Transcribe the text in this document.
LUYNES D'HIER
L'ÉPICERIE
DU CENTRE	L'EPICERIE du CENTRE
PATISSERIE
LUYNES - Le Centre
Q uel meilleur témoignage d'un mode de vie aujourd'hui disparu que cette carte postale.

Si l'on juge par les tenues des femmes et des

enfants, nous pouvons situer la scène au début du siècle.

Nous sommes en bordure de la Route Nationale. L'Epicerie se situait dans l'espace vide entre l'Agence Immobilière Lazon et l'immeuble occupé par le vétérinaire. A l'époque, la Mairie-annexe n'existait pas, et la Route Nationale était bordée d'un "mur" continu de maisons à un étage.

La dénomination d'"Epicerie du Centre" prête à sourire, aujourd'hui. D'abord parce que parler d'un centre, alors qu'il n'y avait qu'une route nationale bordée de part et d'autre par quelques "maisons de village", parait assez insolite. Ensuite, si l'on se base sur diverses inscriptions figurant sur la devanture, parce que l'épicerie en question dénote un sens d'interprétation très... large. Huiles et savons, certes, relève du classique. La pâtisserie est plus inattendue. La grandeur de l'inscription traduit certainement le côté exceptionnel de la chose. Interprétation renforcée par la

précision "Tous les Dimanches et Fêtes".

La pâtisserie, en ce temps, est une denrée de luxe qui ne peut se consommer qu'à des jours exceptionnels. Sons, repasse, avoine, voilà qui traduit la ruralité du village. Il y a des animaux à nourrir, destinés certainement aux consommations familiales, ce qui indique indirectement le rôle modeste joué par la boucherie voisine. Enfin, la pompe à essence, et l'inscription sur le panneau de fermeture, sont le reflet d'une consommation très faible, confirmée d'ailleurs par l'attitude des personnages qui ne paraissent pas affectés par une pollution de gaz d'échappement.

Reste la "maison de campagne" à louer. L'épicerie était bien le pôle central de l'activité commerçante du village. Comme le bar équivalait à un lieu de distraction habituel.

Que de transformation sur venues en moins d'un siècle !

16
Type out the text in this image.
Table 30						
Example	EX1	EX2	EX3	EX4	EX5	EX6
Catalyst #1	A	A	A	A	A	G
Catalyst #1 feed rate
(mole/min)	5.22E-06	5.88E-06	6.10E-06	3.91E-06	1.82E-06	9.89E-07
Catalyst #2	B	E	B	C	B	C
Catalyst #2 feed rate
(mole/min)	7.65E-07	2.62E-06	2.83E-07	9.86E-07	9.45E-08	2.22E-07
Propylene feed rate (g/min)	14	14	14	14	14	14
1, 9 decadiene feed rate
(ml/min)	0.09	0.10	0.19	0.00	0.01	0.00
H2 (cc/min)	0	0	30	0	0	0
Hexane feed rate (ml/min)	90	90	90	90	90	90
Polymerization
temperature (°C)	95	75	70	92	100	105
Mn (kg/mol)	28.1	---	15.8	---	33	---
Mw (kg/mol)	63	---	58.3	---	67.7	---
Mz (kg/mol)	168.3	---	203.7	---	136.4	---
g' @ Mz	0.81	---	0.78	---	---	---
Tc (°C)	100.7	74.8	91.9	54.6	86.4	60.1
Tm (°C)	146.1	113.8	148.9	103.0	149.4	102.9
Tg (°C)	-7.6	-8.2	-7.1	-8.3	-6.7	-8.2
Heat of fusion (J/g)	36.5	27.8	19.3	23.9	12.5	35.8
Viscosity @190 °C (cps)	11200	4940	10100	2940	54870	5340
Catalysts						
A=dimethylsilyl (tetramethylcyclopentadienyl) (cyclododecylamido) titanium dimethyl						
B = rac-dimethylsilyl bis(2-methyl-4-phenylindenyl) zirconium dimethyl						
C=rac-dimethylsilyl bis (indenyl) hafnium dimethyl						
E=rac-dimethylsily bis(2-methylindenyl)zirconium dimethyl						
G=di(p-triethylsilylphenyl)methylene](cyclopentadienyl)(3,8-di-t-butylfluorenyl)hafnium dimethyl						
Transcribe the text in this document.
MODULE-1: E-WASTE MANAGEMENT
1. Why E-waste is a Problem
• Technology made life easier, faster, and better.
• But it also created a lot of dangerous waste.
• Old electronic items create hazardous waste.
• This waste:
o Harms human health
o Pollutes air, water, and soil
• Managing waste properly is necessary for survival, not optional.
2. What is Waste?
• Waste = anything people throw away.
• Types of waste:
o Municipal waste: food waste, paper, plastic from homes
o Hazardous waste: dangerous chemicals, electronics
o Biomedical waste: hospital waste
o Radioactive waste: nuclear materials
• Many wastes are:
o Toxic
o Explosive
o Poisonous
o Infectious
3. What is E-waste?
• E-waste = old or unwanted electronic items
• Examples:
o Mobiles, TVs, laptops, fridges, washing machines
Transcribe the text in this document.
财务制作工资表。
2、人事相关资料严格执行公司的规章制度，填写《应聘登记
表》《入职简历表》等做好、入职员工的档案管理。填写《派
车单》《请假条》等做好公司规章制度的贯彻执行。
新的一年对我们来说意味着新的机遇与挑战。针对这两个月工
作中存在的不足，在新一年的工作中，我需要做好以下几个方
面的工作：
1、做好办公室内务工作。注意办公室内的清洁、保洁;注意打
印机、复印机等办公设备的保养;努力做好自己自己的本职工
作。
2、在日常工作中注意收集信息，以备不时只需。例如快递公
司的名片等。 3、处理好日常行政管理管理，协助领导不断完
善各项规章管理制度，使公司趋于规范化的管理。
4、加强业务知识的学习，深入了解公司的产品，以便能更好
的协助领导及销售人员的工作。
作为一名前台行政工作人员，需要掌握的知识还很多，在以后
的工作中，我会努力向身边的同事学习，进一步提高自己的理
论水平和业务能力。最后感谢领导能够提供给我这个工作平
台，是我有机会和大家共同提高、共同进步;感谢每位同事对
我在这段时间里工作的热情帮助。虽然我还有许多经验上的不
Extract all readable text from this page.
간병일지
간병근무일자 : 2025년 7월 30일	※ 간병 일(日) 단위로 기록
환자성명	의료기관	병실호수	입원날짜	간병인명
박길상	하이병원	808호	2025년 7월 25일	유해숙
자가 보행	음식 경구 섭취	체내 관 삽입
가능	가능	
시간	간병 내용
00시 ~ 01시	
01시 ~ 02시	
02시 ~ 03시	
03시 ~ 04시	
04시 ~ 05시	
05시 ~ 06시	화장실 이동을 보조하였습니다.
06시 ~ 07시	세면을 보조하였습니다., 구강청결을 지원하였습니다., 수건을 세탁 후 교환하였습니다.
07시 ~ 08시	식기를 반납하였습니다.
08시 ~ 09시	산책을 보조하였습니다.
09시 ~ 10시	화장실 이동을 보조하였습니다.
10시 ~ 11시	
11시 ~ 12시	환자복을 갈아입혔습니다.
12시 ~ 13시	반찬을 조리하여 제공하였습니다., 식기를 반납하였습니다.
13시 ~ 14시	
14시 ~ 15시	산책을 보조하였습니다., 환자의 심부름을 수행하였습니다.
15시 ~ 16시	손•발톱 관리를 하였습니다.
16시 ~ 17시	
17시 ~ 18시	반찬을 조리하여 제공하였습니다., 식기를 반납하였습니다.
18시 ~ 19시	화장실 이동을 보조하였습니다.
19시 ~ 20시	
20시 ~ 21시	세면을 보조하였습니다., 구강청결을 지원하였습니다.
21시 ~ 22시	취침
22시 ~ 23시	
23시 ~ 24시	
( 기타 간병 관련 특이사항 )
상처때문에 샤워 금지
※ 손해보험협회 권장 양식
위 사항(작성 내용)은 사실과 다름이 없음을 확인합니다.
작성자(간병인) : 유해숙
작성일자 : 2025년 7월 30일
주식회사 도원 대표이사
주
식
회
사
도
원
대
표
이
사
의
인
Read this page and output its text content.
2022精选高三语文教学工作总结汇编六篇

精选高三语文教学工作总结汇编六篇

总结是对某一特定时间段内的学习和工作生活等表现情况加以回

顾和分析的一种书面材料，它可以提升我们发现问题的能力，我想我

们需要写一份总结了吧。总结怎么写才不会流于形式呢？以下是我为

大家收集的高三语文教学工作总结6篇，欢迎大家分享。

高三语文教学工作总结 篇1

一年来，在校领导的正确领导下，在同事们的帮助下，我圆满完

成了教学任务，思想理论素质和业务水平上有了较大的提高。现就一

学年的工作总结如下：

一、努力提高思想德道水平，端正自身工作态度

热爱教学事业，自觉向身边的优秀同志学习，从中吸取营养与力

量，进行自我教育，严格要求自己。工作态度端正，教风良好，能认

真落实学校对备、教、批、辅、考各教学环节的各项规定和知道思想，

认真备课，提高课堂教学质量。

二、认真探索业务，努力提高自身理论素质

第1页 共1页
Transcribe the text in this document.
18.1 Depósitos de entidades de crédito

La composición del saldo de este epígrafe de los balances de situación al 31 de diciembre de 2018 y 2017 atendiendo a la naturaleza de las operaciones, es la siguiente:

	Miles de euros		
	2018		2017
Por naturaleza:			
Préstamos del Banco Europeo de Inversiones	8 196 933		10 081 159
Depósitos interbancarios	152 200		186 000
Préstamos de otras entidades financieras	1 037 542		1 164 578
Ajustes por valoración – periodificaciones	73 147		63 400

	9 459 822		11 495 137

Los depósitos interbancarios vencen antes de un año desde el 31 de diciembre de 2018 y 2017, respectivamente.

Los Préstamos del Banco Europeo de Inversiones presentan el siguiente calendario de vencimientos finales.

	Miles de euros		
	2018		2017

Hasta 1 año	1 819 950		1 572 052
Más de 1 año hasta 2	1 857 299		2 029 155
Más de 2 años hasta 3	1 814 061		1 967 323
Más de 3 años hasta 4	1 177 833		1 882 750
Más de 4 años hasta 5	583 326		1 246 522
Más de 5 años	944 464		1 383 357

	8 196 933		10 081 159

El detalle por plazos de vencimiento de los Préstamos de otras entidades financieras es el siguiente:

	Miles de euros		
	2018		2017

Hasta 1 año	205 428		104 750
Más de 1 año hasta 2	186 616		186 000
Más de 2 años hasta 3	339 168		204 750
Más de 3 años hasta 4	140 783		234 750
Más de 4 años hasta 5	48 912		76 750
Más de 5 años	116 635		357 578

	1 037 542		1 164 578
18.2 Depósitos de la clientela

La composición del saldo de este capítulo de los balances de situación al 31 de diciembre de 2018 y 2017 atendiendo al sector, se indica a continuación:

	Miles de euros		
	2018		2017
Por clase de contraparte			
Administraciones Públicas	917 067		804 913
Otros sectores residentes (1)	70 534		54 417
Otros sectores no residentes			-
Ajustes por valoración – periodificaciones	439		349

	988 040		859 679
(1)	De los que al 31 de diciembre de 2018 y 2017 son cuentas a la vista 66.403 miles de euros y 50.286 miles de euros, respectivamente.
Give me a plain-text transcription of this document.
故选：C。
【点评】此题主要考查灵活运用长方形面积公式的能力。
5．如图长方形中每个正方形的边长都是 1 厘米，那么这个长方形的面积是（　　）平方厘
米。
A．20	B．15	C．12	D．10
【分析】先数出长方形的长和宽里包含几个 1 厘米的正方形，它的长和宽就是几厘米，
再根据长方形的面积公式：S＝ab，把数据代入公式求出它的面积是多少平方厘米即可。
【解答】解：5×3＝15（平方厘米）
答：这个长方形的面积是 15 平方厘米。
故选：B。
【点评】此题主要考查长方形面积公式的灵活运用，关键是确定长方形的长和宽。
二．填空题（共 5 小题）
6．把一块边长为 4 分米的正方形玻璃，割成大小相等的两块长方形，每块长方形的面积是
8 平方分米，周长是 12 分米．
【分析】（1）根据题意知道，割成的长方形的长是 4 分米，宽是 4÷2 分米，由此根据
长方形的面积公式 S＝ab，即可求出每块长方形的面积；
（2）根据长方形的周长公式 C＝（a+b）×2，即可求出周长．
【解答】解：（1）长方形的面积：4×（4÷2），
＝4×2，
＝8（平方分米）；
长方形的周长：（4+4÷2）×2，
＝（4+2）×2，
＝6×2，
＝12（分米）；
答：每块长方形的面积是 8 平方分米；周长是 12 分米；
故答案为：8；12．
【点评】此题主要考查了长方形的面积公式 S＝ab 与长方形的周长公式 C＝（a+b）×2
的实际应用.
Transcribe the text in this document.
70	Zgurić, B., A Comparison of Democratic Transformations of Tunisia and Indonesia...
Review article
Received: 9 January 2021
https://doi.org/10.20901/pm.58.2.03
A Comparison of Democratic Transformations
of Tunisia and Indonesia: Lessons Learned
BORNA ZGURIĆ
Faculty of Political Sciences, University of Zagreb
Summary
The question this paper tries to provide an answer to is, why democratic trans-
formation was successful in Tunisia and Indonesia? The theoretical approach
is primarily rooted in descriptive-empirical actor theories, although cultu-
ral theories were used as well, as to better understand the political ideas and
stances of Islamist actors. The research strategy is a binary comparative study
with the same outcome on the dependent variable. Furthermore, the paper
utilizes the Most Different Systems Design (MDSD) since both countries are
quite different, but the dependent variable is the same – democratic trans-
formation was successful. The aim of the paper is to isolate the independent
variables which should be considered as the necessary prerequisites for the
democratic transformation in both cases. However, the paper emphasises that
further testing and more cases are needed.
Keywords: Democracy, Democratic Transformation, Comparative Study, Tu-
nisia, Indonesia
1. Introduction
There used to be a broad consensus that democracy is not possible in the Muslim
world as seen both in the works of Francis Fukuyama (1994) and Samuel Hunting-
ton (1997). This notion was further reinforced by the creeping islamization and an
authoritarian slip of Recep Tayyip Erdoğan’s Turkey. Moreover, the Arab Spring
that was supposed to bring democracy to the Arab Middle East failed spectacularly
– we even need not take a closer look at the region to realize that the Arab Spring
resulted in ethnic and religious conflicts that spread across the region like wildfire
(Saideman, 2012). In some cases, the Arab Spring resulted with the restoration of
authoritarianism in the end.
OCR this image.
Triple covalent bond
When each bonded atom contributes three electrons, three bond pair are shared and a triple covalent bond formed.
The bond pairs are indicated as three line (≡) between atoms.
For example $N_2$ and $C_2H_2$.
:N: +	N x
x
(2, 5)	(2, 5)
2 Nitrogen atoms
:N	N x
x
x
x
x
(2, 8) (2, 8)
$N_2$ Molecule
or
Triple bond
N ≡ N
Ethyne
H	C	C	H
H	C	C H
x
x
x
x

> Task requirements
Search the entries for the word "periodificaciones" and pick out every line that holds it.

> Output for this task
Ajustes por valoración – periodificaciones	73 147		63 400
Ajustes por valoración – periodificaciones	439		349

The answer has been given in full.